THE PROBLEM: Pictures should be excluded; otherwise, copy every entry exactly.
# Start of INPUT MATERIAL
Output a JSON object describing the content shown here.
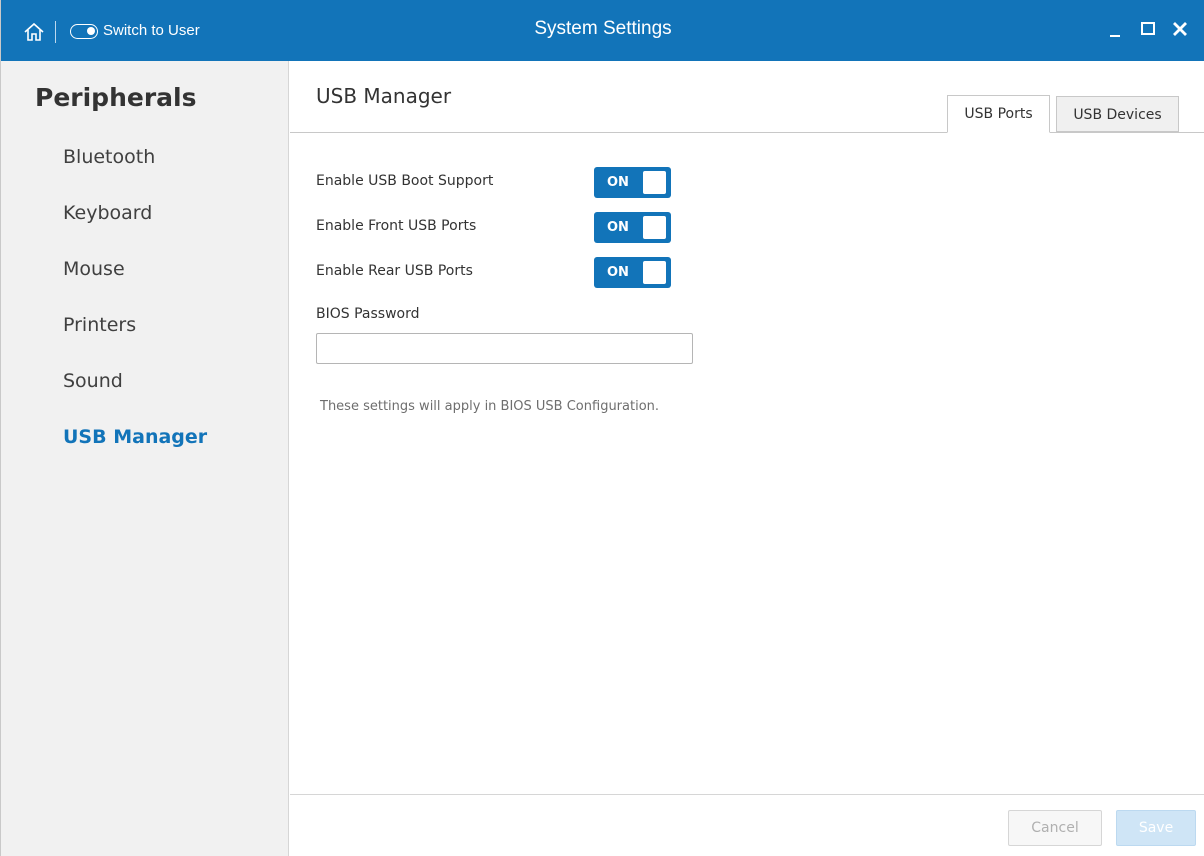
{
  "titlebar": {
    "switch_label": "Switch to User",
    "title": "System Settings",
    "icons": [
      "home-icon",
      "user-mode-toggle-icon",
      "minimize-icon",
      "maximize-icon",
      "close-icon"
    ],
    "close_glyph": "✕"
  },
  "sidebar": {
    "heading": "Peripherals",
    "items": [
      {
        "label": "Bluetooth"
      },
      {
        "label": "Keyboard"
      },
      {
        "label": "Mouse"
      },
      {
        "label": "Printers"
      },
      {
        "label": "Sound"
      },
      {
        "label": "USB Manager",
        "active": true
      }
    ]
  },
  "main": {
    "title": "USB Manager",
    "tabs": [
      {
        "label": "USB Ports",
        "selected": true
      },
      {
        "label": "USB Devices",
        "selected": false
      }
    ],
    "settings": [
      {
        "label": "Enable USB Boot Support",
        "state": "ON"
      },
      {
        "label": "Enable Front USB Ports",
        "state": "ON"
      },
      {
        "label": "Enable Rear USB Ports",
        "state": "ON"
      }
    ],
    "bios_password": {
      "label": "BIOS Password",
      "value": "",
      "placeholder": ""
    },
    "note": "These settings will apply in BIOS USB Configuration."
  },
  "footer": {
    "cancel_label": "Cancel",
    "save_label": "Save"
  },
  "colors": {
    "accent": "#1274b9",
    "sidebar_bg": "#f1f1f1",
    "save_disabled": "#cfe5f6"
  }
}
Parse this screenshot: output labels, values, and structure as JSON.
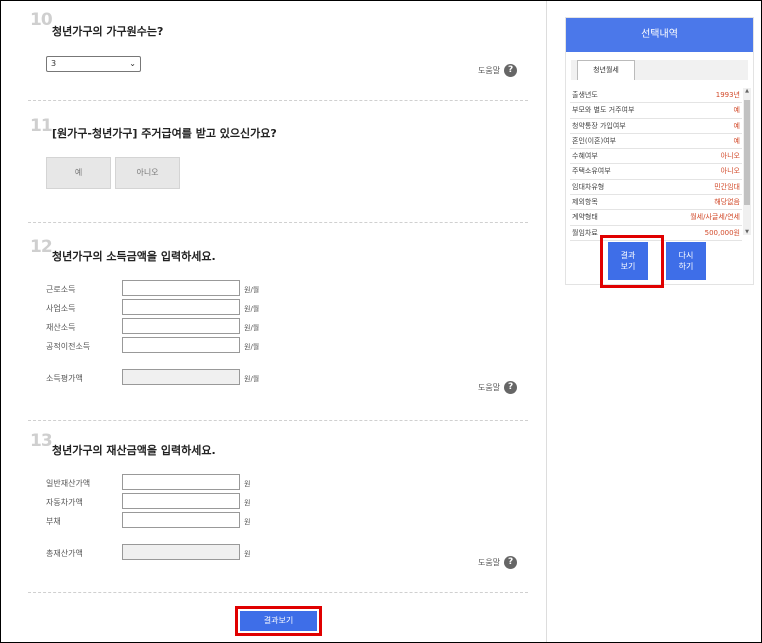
{
  "q10": {
    "number": "10",
    "title": "청년가구의 가구원수는?",
    "select_value": "3",
    "help_label": "도움말"
  },
  "q11": {
    "number": "11",
    "title": "[원가구-청년가구] 주거급여를 받고 있으신가요?",
    "yes_label": "예",
    "no_label": "아니오"
  },
  "q12": {
    "number": "12",
    "title": "청년가구의 소득금액을 입력하세요.",
    "fields": [
      {
        "label": "근로소득",
        "value": "",
        "unit": "원/월"
      },
      {
        "label": "사업소득",
        "value": "",
        "unit": "원/월"
      },
      {
        "label": "재산소득",
        "value": "",
        "unit": "원/월"
      },
      {
        "label": "공적이전소득",
        "value": "",
        "unit": "원/월"
      }
    ],
    "total": {
      "label": "소득평가액",
      "value": "",
      "unit": "원/월"
    },
    "help_label": "도움말"
  },
  "q13": {
    "number": "13",
    "title": "청년가구의 재산금액을 입력하세요.",
    "fields": [
      {
        "label": "일반재산가액",
        "value": "",
        "unit": "원"
      },
      {
        "label": "자동차가액",
        "value": "",
        "unit": "원"
      },
      {
        "label": "부채",
        "value": "",
        "unit": "원"
      }
    ],
    "total": {
      "label": "총재산가액",
      "value": "",
      "unit": "원"
    },
    "help_label": "도움말"
  },
  "bottom_button": "결과보기",
  "panel": {
    "title": "선택내역",
    "tab": "청년월세",
    "rows": [
      {
        "key": "출생년도",
        "value": "1993년"
      },
      {
        "key": "부모와 별도 거주여부",
        "value": "예"
      },
      {
        "key": "청약통장 가입여부",
        "value": "예"
      },
      {
        "key": "혼인(이혼)여부",
        "value": "예"
      },
      {
        "key": "수혜여부",
        "value": "아니오"
      },
      {
        "key": "주택소유여부",
        "value": "아니오"
      },
      {
        "key": "임대차유형",
        "value": "민간임대"
      },
      {
        "key": "제외항목",
        "value": "해당없음"
      },
      {
        "key": "계약형태",
        "value": "월세/사글세/연세"
      },
      {
        "key": "월임차료",
        "value": "500,000원"
      }
    ],
    "result_button": [
      "결과",
      "보기"
    ],
    "reset_button": [
      "다시",
      "하기"
    ]
  },
  "colors": {
    "accent": "#3e6ee8",
    "header": "#4b78ea",
    "value_red": "#d24a2a",
    "highlight": "#e00000"
  }
}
# End of INPUT MATERIAL
FINISHED TASK:
Output a JSON object describing the content shown here.
{
  "titlebar": {
    "switch_label": "Switch to User",
    "title": "System Settings",
    "icons": [
      "home-icon",
      "user-mode-toggle-icon",
      "minimize-icon",
      "maximize-icon",
      "close-icon"
    ],
    "close_glyph": "✕"
  },
  "sidebar": {
    "heading": "Peripherals",
    "items": [
      {
        "label": "Bluetooth"
      },
      {
        "label": "Keyboard"
      },
      {
        "label": "Mouse"
      },
      {
        "label": "Printers"
      },
      {
        "label": "Sound"
      },
      {
        "label": "USB Manager",
        "active": true
      }
    ]
  },
  "main": {
    "title": "USB Manager",
    "tabs": [
      {
        "label": "USB Ports",
        "selected": true
      },
      {
        "label": "USB Devices",
        "selected": false
      }
    ],
    "settings": [
      {
        "label": "Enable USB Boot Support",
        "state": "ON"
      },
      {
        "label": "Enable Front USB Ports",
        "state": "ON"
      },
      {
        "label": "Enable Rear USB Ports",
        "state": "ON"
      }
    ],
    "bios_password": {
      "label": "BIOS Password",
      "value": "",
      "placeholder": ""
    },
    "note": "These settings will apply in BIOS USB Configuration."
  },
  "footer": {
    "cancel_label": "Cancel",
    "save_label": "Save"
  },
  "colors": {
    "accent": "#1274b9",
    "sidebar_bg": "#f1f1f1",
    "save_disabled": "#cfe5f6"
  }
}
Parse this screenshot: output labels, values, and structure as JSON.
{
  "q10": {
    "number": "10",
    "title": "청년가구의 가구원수는?",
    "select_value": "3",
    "help_label": "도움말"
  },
  "q11": {
    "number": "11",
    "title": "[원가구-청년가구] 주거급여를 받고 있으신가요?",
    "yes_label": "예",
    "no_label": "아니오"
  },
  "q12": {
    "number": "12",
    "title": "청년가구의 소득금액을 입력하세요.",
    "fields": [
      {
        "label": "근로소득",
        "value": "",
        "unit": "원/월"
      },
      {
        "label": "사업소득",
        "value": "",
        "unit": "원/월"
      },
      {
        "label": "재산소득",
        "value": "",
        "unit": "원/월"
      },
      {
        "label": "공적이전소득",
        "value": "",
        "unit": "원/월"
      }
    ],
    "total": {
      "label": "소득평가액",
      "value": "",
      "unit": "원/월"
    },
    "help_label": "도움말"
  },
  "q13": {
    "number": "13",
    "title": "청년가구의 재산금액을 입력하세요.",
    "fields": [
      {
        "label": "일반재산가액",
        "value": "",
        "unit": "원"
      },
      {
        "label": "자동차가액",
        "value": "",
        "unit": "원"
      },
      {
        "label": "부채",
        "value": "",
        "unit": "원"
      }
    ],
    "total": {
      "label": "총재산가액",
      "value": "",
      "unit": "원"
    },
    "help_label": "도움말"
  },
  "bottom_button": "결과보기",
  "panel": {
    "title": "선택내역",
    "tab": "청년월세",
    "rows": [
      {
        "key": "출생년도",
        "value": "1993년"
      },
      {
        "key": "부모와 별도 거주여부",
        "value": "예"
      },
      {
        "key": "청약통장 가입여부",
        "value": "예"
      },
      {
        "key": "혼인(이혼)여부",
        "value": "예"
      },
      {
        "key": "수혜여부",
        "value": "아니오"
      },
      {
        "key": "주택소유여부",
        "value": "아니오"
      },
      {
        "key": "임대차유형",
        "value": "민간임대"
      },
      {
        "key": "제외항목",
        "value": "해당없음"
      },
      {
        "key": "계약형태",
        "value": "월세/사글세/연세"
      },
      {
        "key": "월임차료",
        "value": "500,000원"
      }
    ],
    "result_button": [
      "결과",
      "보기"
    ],
    "reset_button": [
      "다시",
      "하기"
    ]
  },
  "colors": {
    "accent": "#3e6ee8",
    "header": "#4b78ea",
    "value_red": "#d24a2a",
    "highlight": "#e00000"
  }
}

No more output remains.